**EXERCISE DATA**
##############################

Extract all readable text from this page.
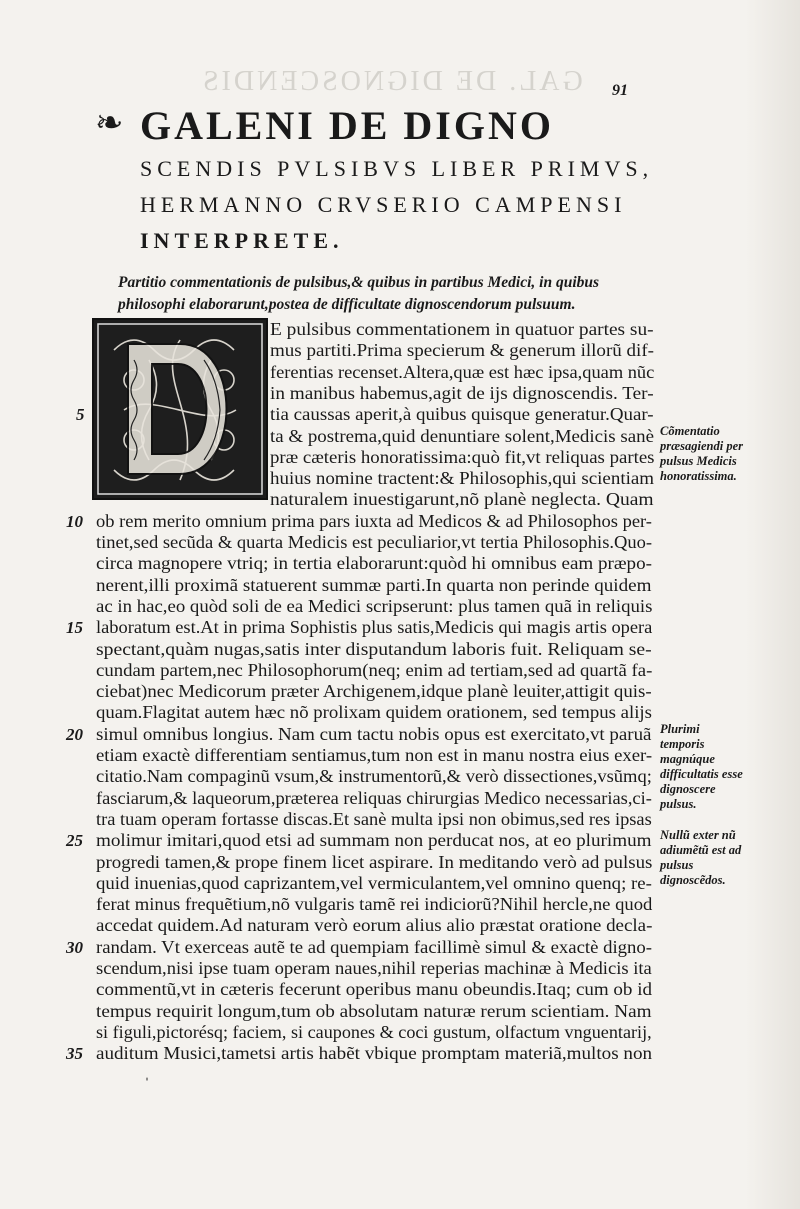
GAL. DE DIGNOSCENDIS 91
❧ GALENI DE DIGNO
SCENDIS PVLSIBVS LIBER PRIMVS,
HERMANNO CRVSERIO CAMPENSI
INTERPRETE.
Partitio commentationis de pulsibus,& quibus in partibus Medici, in quibus philosophi elaborarunt,postea de difficultate dignoscendorum pulsuum.
E pulsibus commentationem in quatuor partes su-
mus partiti.Prima specierum & generum illorũ dif-
ferentias recenset.Altera,quæ est hæc ipsa,quam nũc
in manibus habemus,agit de ijs dignoscendis. Ter-
tia caussas aperit,à quibus quisque generatur.Quar-
ta & postrema,quid denuntiare solent,Medicis sanè
præ cæteris honoratissima:quò fit,vt reliquas partes
huius nomine tractent:& Philosophis,qui scientiam
naturalem inuestigarunt,nõ planè neglecta. Quam
ob rem merito omnium prima pars iuxta ad Medicos & ad Philosophos per-
tinet,sed secũda & quarta Medicis est peculiarior,vt tertia Philosophis.Quo-
circa magnopere vtriq; in tertia elaborarunt:quòd hi omnibus eam præpo-
nerent,illi proximã statuerent summæ parti.In quarta non perinde quidem
ac in hac,eo quòd soli de ea Medici scripserunt: plus tamen quã in reliquis
laboratum est.At in prima Sophistis plus satis,Medicis qui magis artis opera
spectant,quàm nugas,satis inter disputandum laboris fuit. Reliquam se-
cundam partem,nec Philosophorum(neq; enim ad tertiam,sed ad quartã fa-
ciebat)nec Medicorum præter Archigenem,idque planè leuiter,attigit quis-
quam.Flagitat autem hæc nõ prolixam quidem orationem, sed tempus alijs
simul omnibus longius. Nam cum tactu nobis opus est exercitato,vt paruã
etiam exactè differentiam sentiamus,tum non est in manu nostra eius exer-
citatio.Nam compaginũ vsum,& instrumentorũ,& verò dissectiones,vsũmq;
fasciarum,& laqueorum,præterea reliquas chirurgias Medico necessarias,ci-
tra tuam operam fortasse discas.Et sanè multa ipsi non obimus,sed res ipsas
molimur imitari,quod etsi ad summam non perducat nos, at eo plurimum
progredi tamen,& prope finem licet aspirare. In meditando verò ad pulsus
quid inuenias,quod caprizantem,vel vermiculantem,vel omnino quenq; re-
ferat minus frequẽtium,nõ vulgaris tamẽ rei indiciorũ?Nihil hercle,ne quod
accedat quidem.Ad naturam verò eorum alius alio præstat oratione decla-
randam. Vt exerceas autẽ te ad quempiam facillimè simul & exactè digno-
scendum,nisi ipse tuam operam naues,nihil reperias machinæ à Medicis ita
commentũ,vt in cæteris fecerunt operibus manu obeundis.Itaq; cum ob id
tempus requirit longum,tum ob absolutam naturæ rerum scientiam. Nam
si figuli,pictorésq; faciem, si caupones & coci gustum, olfactum vnguentarij,
auditum Musici,tametsi artis habẽt vbique promptam materiã,multos non
5
10
15
20
25
30
35
Cõmentatio præsagiendi per pulsus Medicis honoratissima.
Plurimi temporis magnúque difficultatis esse dignoscere pulsus.
Nullũ exter nũ adiumẽtũ est ad pulsus dignoscẽdos.
ˈ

##############################

Your answer should be a single number: the count of lines in these records that hold the string "partes".

2